# Work to complete
Copy the lines holding the word "JSON", all of them.

# Data supplied
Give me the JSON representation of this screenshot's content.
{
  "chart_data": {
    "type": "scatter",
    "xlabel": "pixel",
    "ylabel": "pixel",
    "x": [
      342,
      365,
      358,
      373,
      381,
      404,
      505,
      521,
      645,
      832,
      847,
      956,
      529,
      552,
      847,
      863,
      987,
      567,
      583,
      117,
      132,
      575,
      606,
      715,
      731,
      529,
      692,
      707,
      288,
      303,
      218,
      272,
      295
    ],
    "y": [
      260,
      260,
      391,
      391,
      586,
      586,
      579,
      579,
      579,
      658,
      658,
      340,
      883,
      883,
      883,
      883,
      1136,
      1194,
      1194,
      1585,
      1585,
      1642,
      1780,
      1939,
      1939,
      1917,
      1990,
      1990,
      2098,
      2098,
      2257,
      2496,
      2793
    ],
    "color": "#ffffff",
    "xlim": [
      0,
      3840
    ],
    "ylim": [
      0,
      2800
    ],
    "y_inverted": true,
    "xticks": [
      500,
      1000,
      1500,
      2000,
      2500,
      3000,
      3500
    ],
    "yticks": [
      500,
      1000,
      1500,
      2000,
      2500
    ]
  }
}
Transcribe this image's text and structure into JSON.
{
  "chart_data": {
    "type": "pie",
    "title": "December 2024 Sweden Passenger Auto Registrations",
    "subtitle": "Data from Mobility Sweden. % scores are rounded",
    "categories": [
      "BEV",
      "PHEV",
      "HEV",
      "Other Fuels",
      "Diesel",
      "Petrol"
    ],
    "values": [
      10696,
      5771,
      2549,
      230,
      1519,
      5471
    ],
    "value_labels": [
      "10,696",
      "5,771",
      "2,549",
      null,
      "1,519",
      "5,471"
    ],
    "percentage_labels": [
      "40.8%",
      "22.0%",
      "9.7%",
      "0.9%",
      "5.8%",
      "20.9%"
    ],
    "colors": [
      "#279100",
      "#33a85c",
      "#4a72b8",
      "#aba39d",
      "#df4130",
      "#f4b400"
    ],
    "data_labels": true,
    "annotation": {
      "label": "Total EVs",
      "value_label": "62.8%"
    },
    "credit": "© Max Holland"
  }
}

# Result of the exercise
Give me the JSON representation of this screenshot's content.
Transcribe this image's text and structure into JSON.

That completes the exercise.